(Structured figure records)
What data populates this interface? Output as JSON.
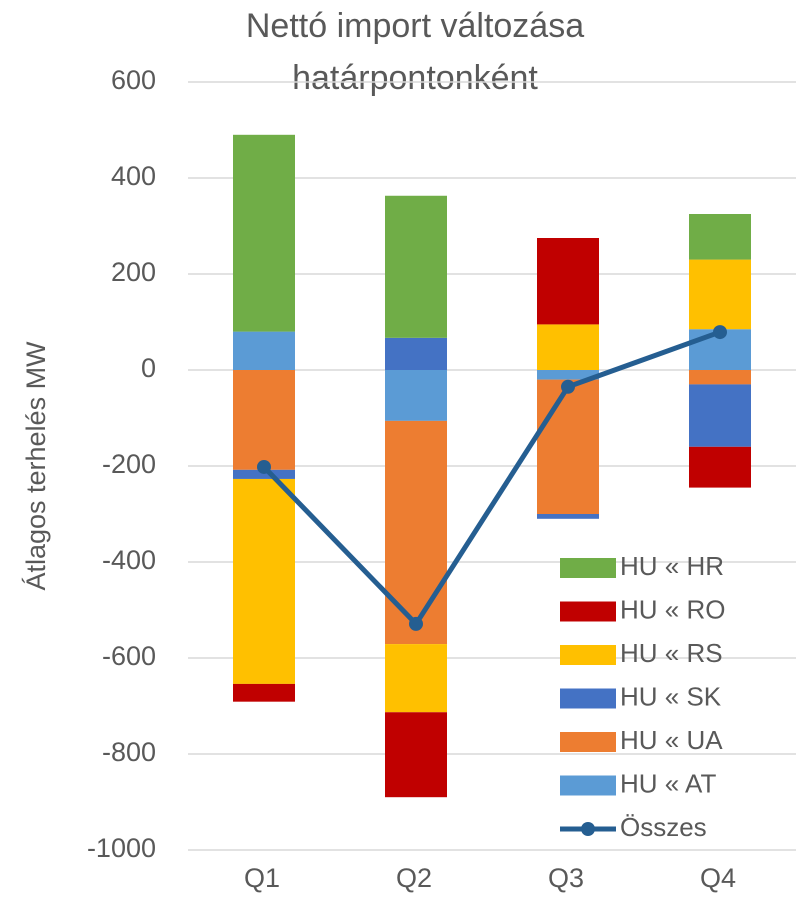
{
  "chart_data": {
    "type": "bar",
    "stacked": true,
    "title": [
      "Nettó import  változása",
      "határpontonként"
    ],
    "y_label": "Átlagos terhelés MW",
    "categories": [
      "Q1",
      "Q2",
      "Q3",
      "Q4"
    ],
    "ylim": [
      -1000,
      600
    ],
    "yticks": [
      -1000,
      -800,
      -600,
      -400,
      -200,
      0,
      200,
      400,
      600
    ],
    "grid": true,
    "series": [
      {
        "name": "HU « AT",
        "color": "#5b9bd5",
        "values": [
          80,
          -106,
          -20,
          85
        ]
      },
      {
        "name": "HU « UA",
        "color": "#ed7d31",
        "values": [
          -208,
          -465,
          -280,
          -30
        ]
      },
      {
        "name": "HU « SK",
        "color": "#4472c4",
        "values": [
          -19,
          67,
          -10,
          -130
        ]
      },
      {
        "name": "HU « RS",
        "color": "#ffc000",
        "values": [
          -427,
          -142,
          95,
          145
        ]
      },
      {
        "name": "HU « RO",
        "color": "#c00000",
        "values": [
          -37,
          -177,
          180,
          -85
        ]
      },
      {
        "name": "HU « HR",
        "color": "#70ad47",
        "values": [
          410,
          296,
          0,
          95
        ]
      },
      {
        "name": "Összes",
        "color": "#255e91",
        "type": "line",
        "values": [
          -202,
          -529,
          -35,
          79
        ]
      }
    ]
  }
}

# Work required:
Write the records out again in full, exactly, and skip every picture.

# The reply:
What data populates this interface? Output as JSON.
{
  "chart_data": {
    "type": "bar",
    "stacked": true,
    "title": [
      "Nettó import  változása",
      "határpontonként"
    ],
    "y_label": "Átlagos terhelés MW",
    "categories": [
      "Q1",
      "Q2",
      "Q3",
      "Q4"
    ],
    "ylim": [
      -1000,
      600
    ],
    "yticks": [
      -1000,
      -800,
      -600,
      -400,
      -200,
      0,
      200,
      400,
      600
    ],
    "grid": true,
    "series": [
      {
        "name": "HU « AT",
        "color": "#5b9bd5",
        "values": [
          80,
          -106,
          -20,
          85
        ]
      },
      {
        "name": "HU « UA",
        "color": "#ed7d31",
        "values": [
          -208,
          -465,
          -280,
          -30
        ]
      },
      {
        "name": "HU « SK",
        "color": "#4472c4",
        "values": [
          -19,
          67,
          -10,
          -130
        ]
      },
      {
        "name": "HU « RS",
        "color": "#ffc000",
        "values": [
          -427,
          -142,
          95,
          145
        ]
      },
      {
        "name": "HU « RO",
        "color": "#c00000",
        "values": [
          -37,
          -177,
          180,
          -85
        ]
      },
      {
        "name": "HU « HR",
        "color": "#70ad47",
        "values": [
          410,
          296,
          0,
          95
        ]
      },
      {
        "name": "Összes",
        "color": "#255e91",
        "type": "line",
        "values": [
          -202,
          -529,
          -35,
          79
        ]
      }
    ]
  }
}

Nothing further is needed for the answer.